**Aim of the task:**
Your task is to filter the data below down to the lines holding "JSON".

Figure record listings
________

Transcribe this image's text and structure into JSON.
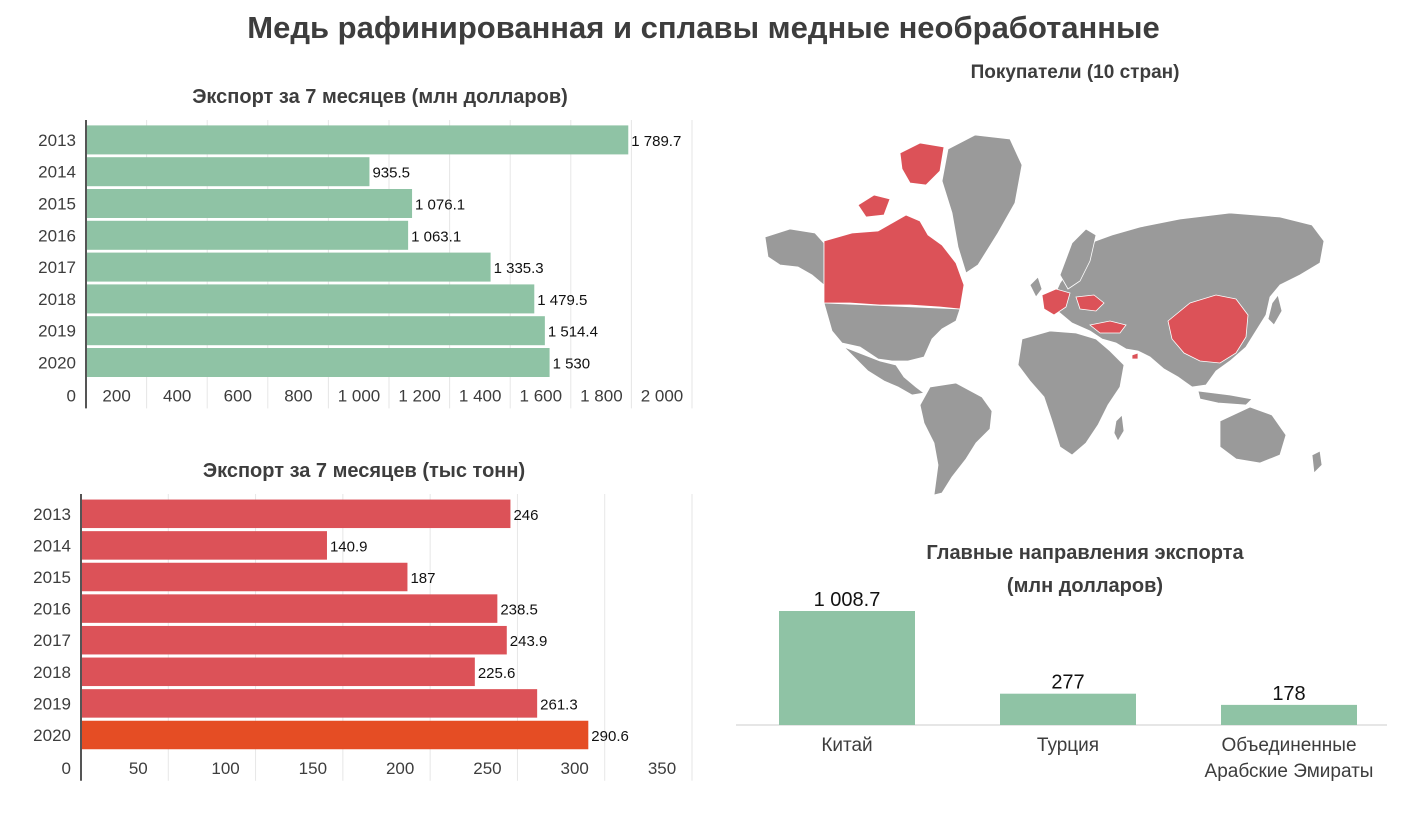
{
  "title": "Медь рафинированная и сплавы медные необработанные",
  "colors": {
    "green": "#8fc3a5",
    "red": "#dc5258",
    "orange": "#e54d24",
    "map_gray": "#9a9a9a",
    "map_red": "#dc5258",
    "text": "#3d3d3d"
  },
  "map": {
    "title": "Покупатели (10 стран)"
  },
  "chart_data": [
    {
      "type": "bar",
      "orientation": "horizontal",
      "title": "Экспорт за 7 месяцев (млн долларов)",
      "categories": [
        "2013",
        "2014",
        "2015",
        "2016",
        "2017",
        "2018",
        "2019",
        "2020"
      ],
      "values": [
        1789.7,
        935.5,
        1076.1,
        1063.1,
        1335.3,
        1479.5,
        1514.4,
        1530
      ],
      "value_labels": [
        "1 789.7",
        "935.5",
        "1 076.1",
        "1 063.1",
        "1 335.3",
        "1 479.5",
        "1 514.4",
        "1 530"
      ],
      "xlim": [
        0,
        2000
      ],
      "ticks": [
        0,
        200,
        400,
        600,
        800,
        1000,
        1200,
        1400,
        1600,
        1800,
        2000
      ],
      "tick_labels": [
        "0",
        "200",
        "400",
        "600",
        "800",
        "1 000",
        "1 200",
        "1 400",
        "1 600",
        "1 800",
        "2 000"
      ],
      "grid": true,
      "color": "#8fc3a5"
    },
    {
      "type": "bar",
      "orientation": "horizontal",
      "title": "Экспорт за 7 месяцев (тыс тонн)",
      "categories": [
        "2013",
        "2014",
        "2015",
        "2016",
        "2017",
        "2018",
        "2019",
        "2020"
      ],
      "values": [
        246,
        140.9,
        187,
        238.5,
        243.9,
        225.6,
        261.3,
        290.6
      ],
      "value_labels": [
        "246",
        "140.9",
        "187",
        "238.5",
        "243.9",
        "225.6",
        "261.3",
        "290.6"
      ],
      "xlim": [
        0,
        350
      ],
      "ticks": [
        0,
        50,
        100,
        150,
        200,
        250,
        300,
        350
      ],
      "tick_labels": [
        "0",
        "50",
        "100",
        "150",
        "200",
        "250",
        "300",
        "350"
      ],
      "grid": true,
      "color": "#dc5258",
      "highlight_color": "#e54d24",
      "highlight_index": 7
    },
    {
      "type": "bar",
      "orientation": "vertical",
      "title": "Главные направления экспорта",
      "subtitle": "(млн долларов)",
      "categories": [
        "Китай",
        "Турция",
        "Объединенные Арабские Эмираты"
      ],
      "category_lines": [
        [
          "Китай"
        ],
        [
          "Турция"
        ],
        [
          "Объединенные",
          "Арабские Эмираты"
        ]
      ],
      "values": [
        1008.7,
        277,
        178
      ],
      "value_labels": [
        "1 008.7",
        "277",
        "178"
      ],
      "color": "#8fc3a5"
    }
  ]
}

________

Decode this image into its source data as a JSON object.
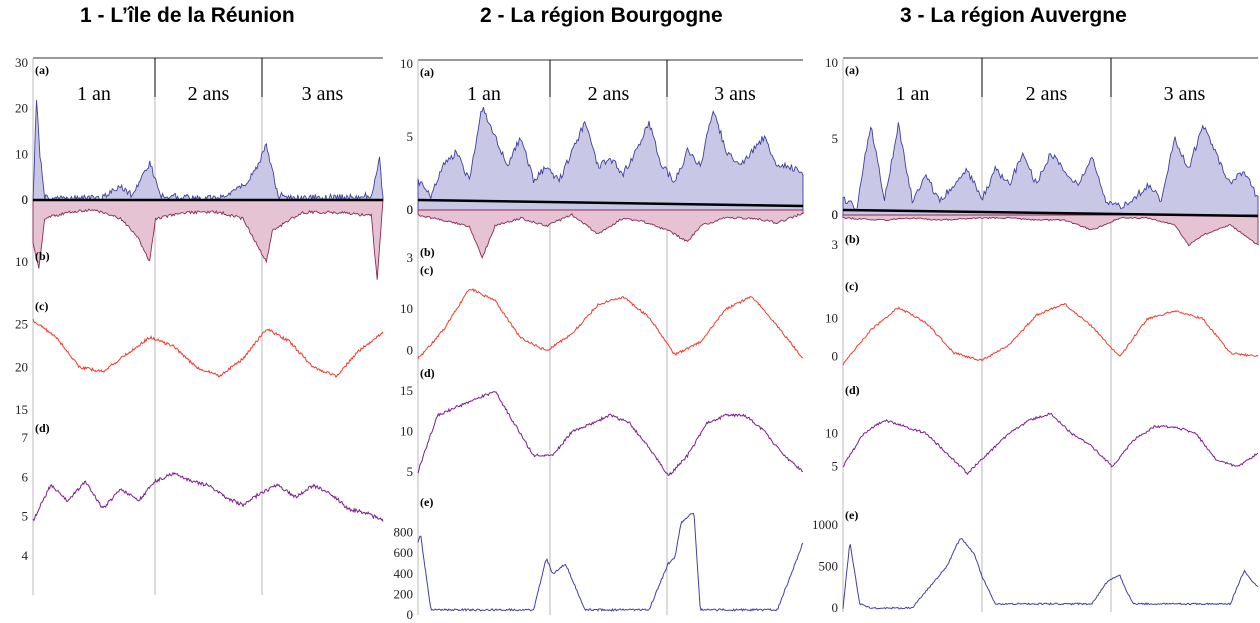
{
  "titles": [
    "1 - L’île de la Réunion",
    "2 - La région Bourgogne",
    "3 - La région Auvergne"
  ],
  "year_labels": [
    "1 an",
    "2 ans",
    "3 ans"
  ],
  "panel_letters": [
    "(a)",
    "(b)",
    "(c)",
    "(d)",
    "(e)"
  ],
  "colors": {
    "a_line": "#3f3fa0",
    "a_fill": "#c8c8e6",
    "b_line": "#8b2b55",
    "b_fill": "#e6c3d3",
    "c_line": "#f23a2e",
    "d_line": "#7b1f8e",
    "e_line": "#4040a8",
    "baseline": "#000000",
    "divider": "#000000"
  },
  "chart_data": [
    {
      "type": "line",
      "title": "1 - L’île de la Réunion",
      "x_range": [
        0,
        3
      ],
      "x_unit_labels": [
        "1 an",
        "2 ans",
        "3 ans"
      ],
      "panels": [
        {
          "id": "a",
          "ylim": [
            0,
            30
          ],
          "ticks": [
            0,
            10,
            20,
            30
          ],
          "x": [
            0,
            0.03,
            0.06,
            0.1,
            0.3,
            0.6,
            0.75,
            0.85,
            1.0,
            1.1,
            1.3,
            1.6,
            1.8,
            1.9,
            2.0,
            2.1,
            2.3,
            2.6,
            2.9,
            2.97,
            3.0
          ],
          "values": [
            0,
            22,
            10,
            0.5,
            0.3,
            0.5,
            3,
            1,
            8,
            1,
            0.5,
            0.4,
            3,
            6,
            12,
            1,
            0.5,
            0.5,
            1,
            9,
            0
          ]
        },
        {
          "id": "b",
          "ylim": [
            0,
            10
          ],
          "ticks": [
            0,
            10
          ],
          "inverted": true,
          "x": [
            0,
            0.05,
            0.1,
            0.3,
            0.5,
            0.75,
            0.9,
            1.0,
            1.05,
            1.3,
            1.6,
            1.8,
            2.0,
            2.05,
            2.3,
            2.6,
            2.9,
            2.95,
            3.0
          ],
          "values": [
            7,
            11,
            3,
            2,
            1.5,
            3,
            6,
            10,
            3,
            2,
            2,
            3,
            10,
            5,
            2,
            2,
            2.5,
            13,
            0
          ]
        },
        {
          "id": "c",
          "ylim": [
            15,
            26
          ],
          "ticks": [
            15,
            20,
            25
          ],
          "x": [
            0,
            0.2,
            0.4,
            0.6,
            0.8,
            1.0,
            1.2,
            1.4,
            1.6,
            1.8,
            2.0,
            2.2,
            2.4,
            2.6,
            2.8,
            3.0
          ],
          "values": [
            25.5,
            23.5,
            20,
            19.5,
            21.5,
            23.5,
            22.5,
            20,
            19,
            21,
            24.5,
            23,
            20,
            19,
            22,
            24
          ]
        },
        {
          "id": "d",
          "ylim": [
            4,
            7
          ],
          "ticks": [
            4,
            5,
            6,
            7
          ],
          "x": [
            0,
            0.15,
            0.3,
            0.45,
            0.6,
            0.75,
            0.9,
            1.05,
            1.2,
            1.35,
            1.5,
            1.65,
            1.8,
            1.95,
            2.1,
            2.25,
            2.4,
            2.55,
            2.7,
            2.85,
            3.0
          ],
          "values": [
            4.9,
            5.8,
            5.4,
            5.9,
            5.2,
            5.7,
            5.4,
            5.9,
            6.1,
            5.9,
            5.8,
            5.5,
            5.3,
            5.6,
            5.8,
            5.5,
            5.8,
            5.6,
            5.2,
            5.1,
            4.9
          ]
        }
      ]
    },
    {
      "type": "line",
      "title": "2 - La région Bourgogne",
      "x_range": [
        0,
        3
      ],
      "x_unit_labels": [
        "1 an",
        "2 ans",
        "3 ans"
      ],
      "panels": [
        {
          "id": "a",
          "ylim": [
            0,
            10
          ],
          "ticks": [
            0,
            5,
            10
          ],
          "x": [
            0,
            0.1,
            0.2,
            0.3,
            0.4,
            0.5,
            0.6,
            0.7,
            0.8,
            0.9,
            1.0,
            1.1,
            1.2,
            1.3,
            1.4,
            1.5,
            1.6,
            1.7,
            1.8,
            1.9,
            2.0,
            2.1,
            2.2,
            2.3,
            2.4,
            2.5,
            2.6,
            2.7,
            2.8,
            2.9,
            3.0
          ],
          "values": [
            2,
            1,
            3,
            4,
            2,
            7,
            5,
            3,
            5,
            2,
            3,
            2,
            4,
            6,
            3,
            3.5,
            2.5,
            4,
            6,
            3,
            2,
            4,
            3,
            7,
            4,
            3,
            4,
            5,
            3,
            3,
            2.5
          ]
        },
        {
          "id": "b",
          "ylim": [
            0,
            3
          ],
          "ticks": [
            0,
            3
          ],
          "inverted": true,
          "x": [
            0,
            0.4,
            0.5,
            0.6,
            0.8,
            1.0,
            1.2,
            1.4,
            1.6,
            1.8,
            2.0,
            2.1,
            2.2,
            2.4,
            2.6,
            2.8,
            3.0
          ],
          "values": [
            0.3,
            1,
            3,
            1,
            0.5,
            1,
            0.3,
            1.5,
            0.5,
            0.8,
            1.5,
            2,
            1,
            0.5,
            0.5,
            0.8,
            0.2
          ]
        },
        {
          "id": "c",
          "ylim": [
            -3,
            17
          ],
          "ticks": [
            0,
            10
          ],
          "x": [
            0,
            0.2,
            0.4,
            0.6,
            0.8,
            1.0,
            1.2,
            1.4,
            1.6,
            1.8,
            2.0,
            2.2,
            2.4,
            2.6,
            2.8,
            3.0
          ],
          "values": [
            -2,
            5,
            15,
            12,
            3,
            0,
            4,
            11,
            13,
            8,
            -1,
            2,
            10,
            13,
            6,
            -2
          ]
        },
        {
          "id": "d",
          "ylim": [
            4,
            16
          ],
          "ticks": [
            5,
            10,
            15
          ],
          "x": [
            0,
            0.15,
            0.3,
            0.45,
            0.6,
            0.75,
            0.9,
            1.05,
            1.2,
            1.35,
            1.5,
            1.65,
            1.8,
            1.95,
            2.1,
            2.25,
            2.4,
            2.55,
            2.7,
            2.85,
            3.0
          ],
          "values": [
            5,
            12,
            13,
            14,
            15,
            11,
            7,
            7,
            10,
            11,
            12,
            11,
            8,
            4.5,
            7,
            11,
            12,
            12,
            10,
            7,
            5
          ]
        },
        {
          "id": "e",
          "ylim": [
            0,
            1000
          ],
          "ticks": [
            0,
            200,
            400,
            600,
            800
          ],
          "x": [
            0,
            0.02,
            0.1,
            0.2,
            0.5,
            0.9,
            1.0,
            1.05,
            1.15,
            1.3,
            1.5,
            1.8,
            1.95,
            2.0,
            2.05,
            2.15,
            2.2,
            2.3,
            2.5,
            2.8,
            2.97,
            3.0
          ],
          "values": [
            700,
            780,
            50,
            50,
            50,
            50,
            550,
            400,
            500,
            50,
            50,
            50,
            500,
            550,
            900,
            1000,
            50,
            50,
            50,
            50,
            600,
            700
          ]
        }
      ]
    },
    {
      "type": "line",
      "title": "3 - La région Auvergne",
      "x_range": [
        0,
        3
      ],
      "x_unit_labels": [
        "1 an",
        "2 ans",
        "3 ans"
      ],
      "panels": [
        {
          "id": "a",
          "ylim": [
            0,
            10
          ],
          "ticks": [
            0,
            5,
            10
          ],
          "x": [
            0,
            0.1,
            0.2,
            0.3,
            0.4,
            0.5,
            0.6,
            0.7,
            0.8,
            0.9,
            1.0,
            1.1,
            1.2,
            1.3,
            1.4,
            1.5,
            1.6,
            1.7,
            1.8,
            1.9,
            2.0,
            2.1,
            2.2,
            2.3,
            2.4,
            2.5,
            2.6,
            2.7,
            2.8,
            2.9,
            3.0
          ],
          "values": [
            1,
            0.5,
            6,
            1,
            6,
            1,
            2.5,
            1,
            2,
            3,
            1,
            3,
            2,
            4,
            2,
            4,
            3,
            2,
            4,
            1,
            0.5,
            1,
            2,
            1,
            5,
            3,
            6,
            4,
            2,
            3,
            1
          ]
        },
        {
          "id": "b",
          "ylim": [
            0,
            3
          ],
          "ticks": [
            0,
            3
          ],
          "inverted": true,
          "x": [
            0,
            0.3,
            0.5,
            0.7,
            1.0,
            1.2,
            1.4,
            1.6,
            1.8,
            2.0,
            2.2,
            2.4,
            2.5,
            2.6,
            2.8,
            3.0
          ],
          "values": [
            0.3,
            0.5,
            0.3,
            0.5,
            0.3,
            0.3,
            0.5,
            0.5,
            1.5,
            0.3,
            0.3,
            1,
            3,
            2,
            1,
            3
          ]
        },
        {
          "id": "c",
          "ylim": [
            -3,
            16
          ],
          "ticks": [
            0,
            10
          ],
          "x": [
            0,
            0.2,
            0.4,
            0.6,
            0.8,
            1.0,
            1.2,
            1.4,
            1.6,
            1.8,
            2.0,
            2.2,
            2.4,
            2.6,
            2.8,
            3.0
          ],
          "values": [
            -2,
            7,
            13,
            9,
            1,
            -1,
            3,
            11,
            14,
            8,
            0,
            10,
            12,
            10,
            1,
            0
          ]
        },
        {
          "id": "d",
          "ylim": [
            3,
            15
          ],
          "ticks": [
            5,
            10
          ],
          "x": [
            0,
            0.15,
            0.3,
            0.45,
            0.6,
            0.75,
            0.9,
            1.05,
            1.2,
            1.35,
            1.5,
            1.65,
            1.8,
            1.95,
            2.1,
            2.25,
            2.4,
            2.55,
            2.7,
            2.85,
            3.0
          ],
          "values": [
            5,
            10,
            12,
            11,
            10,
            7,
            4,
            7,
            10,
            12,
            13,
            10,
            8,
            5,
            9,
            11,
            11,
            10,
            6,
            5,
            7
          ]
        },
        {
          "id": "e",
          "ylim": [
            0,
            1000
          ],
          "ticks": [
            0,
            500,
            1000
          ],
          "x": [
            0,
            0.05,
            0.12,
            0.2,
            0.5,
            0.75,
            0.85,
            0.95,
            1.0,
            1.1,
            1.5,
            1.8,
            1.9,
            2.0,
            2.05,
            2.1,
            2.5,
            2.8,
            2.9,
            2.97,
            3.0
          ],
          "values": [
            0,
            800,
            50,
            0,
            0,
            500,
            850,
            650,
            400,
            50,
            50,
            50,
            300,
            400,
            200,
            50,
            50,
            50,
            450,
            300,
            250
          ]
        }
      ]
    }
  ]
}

________

**Output of the exercise:**
Transcribe this image's text and structure into JSON.
Decode this image into its source data as a JSON object.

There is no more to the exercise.